*WHAT IS NEEDED*: Copy every line of the material below, with no changes at all.

## start MATERIAL SHOWN

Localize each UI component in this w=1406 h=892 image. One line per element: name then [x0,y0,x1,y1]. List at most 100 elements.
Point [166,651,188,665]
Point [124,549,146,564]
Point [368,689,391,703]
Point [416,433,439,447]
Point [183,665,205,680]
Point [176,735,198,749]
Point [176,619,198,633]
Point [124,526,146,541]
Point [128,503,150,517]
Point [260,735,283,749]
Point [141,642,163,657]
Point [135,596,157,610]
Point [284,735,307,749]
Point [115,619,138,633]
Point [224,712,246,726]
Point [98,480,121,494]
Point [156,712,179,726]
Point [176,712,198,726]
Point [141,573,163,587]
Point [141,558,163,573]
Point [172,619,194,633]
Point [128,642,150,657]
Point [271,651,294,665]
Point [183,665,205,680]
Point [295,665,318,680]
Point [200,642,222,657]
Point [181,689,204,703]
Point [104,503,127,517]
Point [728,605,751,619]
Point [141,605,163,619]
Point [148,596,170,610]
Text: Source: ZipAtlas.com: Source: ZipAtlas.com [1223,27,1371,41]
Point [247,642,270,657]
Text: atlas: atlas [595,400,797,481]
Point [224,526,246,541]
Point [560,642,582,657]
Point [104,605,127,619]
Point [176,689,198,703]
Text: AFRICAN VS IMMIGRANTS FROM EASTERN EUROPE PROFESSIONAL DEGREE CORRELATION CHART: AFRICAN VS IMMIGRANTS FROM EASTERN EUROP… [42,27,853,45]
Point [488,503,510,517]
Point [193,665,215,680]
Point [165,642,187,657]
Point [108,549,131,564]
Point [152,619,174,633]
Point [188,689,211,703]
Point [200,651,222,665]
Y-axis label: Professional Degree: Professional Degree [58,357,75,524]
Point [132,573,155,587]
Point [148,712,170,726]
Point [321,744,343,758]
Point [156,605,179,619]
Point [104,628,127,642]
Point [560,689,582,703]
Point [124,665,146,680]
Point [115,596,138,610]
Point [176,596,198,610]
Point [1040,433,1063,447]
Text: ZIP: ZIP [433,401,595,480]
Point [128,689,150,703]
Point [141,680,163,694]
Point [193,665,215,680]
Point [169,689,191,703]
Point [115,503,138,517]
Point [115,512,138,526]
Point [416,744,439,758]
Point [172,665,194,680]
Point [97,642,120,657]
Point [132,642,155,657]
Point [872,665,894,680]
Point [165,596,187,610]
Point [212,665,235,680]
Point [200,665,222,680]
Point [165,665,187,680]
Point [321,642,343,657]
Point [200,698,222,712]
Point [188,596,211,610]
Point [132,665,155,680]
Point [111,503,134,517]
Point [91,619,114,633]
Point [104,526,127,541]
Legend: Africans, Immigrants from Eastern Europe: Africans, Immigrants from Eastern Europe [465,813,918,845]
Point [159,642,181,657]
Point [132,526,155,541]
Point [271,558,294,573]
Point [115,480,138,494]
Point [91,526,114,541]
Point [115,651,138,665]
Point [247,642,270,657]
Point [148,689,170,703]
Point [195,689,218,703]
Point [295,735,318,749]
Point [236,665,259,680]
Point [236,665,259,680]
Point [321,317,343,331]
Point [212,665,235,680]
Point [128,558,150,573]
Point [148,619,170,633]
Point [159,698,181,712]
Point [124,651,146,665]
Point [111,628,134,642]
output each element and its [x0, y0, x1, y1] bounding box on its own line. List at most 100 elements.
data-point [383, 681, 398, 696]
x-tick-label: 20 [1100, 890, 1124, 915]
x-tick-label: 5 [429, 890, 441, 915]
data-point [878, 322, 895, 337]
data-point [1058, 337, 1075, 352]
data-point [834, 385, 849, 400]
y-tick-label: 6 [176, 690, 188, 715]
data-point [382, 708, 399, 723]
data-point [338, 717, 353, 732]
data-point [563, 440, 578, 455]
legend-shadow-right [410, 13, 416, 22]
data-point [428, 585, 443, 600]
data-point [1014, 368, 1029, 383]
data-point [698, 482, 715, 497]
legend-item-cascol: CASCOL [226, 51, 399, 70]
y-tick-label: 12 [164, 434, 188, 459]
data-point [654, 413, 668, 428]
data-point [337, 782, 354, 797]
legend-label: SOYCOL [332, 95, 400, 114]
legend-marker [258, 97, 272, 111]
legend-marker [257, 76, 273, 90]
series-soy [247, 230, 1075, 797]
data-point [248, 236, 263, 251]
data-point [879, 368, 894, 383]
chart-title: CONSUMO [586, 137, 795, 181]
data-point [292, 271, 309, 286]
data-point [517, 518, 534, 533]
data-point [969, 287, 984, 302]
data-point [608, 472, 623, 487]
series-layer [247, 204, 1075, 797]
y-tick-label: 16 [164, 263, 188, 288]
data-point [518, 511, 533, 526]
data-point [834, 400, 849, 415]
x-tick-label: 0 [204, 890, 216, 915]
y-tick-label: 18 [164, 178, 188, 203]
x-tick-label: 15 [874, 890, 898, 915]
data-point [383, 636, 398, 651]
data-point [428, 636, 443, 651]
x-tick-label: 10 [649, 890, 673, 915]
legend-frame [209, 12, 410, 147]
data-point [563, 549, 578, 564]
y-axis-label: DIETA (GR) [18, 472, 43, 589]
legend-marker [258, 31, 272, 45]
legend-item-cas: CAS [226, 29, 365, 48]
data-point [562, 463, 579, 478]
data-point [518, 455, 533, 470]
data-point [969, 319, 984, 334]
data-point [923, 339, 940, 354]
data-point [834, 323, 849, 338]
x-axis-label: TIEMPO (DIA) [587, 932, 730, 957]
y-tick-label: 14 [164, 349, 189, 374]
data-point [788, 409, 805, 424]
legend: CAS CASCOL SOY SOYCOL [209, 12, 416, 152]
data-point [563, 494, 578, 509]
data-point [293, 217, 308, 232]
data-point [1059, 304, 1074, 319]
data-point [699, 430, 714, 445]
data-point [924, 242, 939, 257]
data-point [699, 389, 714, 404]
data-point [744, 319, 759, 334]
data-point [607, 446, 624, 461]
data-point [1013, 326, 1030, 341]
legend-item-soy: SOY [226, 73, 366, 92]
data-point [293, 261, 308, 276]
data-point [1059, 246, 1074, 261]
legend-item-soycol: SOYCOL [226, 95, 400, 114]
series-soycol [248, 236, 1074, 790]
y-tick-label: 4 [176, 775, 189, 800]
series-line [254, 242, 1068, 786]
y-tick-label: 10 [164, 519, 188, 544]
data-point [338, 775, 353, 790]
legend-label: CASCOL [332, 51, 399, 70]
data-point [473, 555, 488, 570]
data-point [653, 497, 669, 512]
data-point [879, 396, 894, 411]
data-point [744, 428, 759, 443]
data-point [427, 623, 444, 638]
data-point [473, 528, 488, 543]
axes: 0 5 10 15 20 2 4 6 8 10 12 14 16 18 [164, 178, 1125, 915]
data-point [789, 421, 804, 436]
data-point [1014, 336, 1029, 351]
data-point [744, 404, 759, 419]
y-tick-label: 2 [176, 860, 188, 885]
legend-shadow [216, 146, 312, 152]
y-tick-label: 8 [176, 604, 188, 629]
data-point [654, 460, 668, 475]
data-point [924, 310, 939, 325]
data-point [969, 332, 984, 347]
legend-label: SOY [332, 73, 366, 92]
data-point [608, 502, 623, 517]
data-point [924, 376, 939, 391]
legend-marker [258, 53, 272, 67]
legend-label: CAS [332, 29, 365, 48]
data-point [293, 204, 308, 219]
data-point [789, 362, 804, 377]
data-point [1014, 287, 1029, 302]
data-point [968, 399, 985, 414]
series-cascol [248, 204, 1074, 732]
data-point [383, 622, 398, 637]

## end MATERIAL SHOWN

*EXPECTED ANSWER*:
Localize each UI component in this w=1406 h=892 image. One line per element: name then [x0,y0,x1,y1]. List at most 100 elements.
Point [166,651,188,665]
Point [124,549,146,564]
Point [368,689,391,703]
Point [416,433,439,447]
Point [183,665,205,680]
Point [176,735,198,749]
Point [176,619,198,633]
Point [124,526,146,541]
Point [128,503,150,517]
Point [260,735,283,749]
Point [141,642,163,657]
Point [135,596,157,610]
Point [284,735,307,749]
Point [115,619,138,633]
Point [224,712,246,726]
Point [98,480,121,494]
Point [156,712,179,726]
Point [176,712,198,726]
Point [141,573,163,587]
Point [141,558,163,573]
Point [172,619,194,633]
Point [128,642,150,657]
Point [271,651,294,665]
Point [183,665,205,680]
Point [295,665,318,680]
Point [200,642,222,657]
Point [181,689,204,703]
Point [104,503,127,517]
Point [728,605,751,619]
Point [141,605,163,619]
Point [148,596,170,610]
Text: Source: ZipAtlas.com: Source: ZipAtlas.com [1223,27,1371,41]
Point [247,642,270,657]
Text: atlas: atlas [595,400,797,481]
Point [224,526,246,541]
Point [560,642,582,657]
Point [104,605,127,619]
Point [176,689,198,703]
Text: AFRICAN VS IMMIGRANTS FROM EASTERN EUROPE PROFESSIONAL DEGREE CORRELATION CHART: AFRICAN VS IMMIGRANTS FROM EASTERN EUROP… [42,27,853,45]
Point [488,503,510,517]
Point [193,665,215,680]
Point [165,642,187,657]
Point [108,549,131,564]
Point [152,619,174,633]
Point [188,689,211,703]
Point [200,651,222,665]
Y-axis label: Professional Degree: Professional Degree [58,357,75,524]
Point [132,573,155,587]
Point [148,712,170,726]
Point [321,744,343,758]
Point [156,605,179,619]
Point [104,628,127,642]
Point [560,689,582,703]
Point [124,665,146,680]
Point [115,596,138,610]
Point [176,596,198,610]
Point [1040,433,1063,447]
Text: ZIP: ZIP [433,401,595,480]
Point [128,689,150,703]
Point [141,680,163,694]
Point [193,665,215,680]
Point [169,689,191,703]
Point [115,503,138,517]
Point [115,512,138,526]
Point [416,744,439,758]
Point [172,665,194,680]
Point [97,642,120,657]
Point [132,642,155,657]
Point [872,665,894,680]
Point [165,596,187,610]
Point [212,665,235,680]
Point [200,665,222,680]
Point [165,665,187,680]
Point [321,642,343,657]
Point [200,698,222,712]
Point [188,596,211,610]
Point [132,665,155,680]
Point [111,503,134,517]
Point [91,619,114,633]
Point [104,526,127,541]
Legend: Africans, Immigrants from Eastern Europe: Africans, Immigrants from Eastern Europe [465,813,918,845]
Point [159,642,181,657]
Point [132,526,155,541]
Point [271,558,294,573]
Point [115,480,138,494]
Point [91,526,114,541]
Point [115,651,138,665]
Point [247,642,270,657]
Point [148,689,170,703]
Point [195,689,218,703]
Point [295,735,318,749]
Point [236,665,259,680]
Point [236,665,259,680]
Point [321,317,343,331]
Point [212,665,235,680]
Point [128,558,150,573]
Point [148,619,170,633]
Point [159,698,181,712]
Point [124,651,146,665]
Point [111,628,134,642]
output each element and its [x0, y0, x1, y1] bounding box on its own line. List at most 100 elements.
data-point [383, 681, 398, 696]
x-tick-label: 20 [1100, 890, 1124, 915]
x-tick-label: 5 [429, 890, 441, 915]
data-point [878, 322, 895, 337]
data-point [1058, 337, 1075, 352]
data-point [834, 385, 849, 400]
y-tick-label: 6 [176, 690, 188, 715]
data-point [382, 708, 399, 723]
data-point [338, 717, 353, 732]
data-point [563, 440, 578, 455]
legend-shadow-right [410, 13, 416, 22]
data-point [428, 585, 443, 600]
data-point [1014, 368, 1029, 383]
data-point [698, 482, 715, 497]
legend-item-cascol: CASCOL [226, 51, 399, 70]
y-tick-label: 12 [164, 434, 188, 459]
data-point [654, 413, 668, 428]
data-point [337, 782, 354, 797]
legend-label: SOYCOL [332, 95, 400, 114]
legend-marker [258, 97, 272, 111]
legend-marker [257, 76, 273, 90]
series-soy [247, 230, 1075, 797]
data-point [248, 236, 263, 251]
data-point [879, 368, 894, 383]
chart-title: CONSUMO [586, 137, 795, 181]
data-point [292, 271, 309, 286]
data-point [517, 518, 534, 533]
data-point [969, 287, 984, 302]
data-point [608, 472, 623, 487]
series-layer [247, 204, 1075, 797]
y-tick-label: 16 [164, 263, 188, 288]
data-point [518, 511, 533, 526]
data-point [834, 400, 849, 415]
x-tick-label: 0 [204, 890, 216, 915]
y-tick-label: 18 [164, 178, 188, 203]
x-tick-label: 15 [874, 890, 898, 915]
data-point [383, 636, 398, 651]
data-point [428, 636, 443, 651]
x-tick-label: 10 [649, 890, 673, 915]
legend-frame [209, 12, 410, 147]
data-point [563, 549, 578, 564]
y-axis-label: DIETA (GR) [18, 472, 43, 589]
legend-marker [258, 31, 272, 45]
legend-item-cas: CAS [226, 29, 365, 48]
data-point [562, 463, 579, 478]
data-point [518, 455, 533, 470]
data-point [969, 319, 984, 334]
data-point [923, 339, 940, 354]
data-point [834, 323, 849, 338]
x-axis-label: TIEMPO (DIA) [587, 932, 730, 957]
y-tick-label: 14 [164, 349, 189, 374]
data-point [788, 409, 805, 424]
legend: CAS CASCOL SOY SOYCOL [209, 12, 416, 152]
data-point [563, 494, 578, 509]
data-point [293, 217, 308, 232]
data-point [1059, 304, 1074, 319]
data-point [699, 430, 714, 445]
data-point [924, 242, 939, 257]
data-point [699, 389, 714, 404]
data-point [744, 319, 759, 334]
data-point [607, 446, 624, 461]
data-point [1013, 326, 1030, 341]
legend-item-soy: SOY [226, 73, 366, 92]
data-point [293, 261, 308, 276]
data-point [1059, 246, 1074, 261]
legend-item-soycol: SOYCOL [226, 95, 400, 114]
series-soycol [248, 236, 1074, 790]
y-tick-label: 4 [176, 775, 189, 800]
series-line [254, 242, 1068, 786]
y-tick-label: 10 [164, 519, 188, 544]
data-point [338, 775, 353, 790]
legend-label: CASCOL [332, 51, 399, 70]
data-point [473, 555, 488, 570]
data-point [653, 497, 669, 512]
data-point [879, 396, 894, 411]
data-point [744, 428, 759, 443]
data-point [427, 623, 444, 638]
data-point [473, 528, 488, 543]
axes: 0 5 10 15 20 2 4 6 8 10 12 14 16 18 [164, 178, 1125, 915]
data-point [789, 421, 804, 436]
data-point [1014, 336, 1029, 351]
data-point [744, 404, 759, 419]
y-tick-label: 2 [176, 860, 188, 885]
legend-shadow [216, 146, 312, 152]
y-tick-label: 8 [176, 604, 188, 629]
data-point [654, 460, 668, 475]
data-point [924, 310, 939, 325]
data-point [969, 332, 984, 347]
legend-label: SOY [332, 73, 366, 92]
data-point [608, 502, 623, 517]
data-point [924, 376, 939, 391]
legend-marker [258, 53, 272, 67]
legend-label: CAS [332, 29, 365, 48]
data-point [293, 204, 308, 219]
data-point [789, 362, 804, 377]
data-point [1014, 287, 1029, 302]
data-point [968, 399, 985, 414]
series-cascol [248, 204, 1074, 732]
data-point [383, 622, 398, 637]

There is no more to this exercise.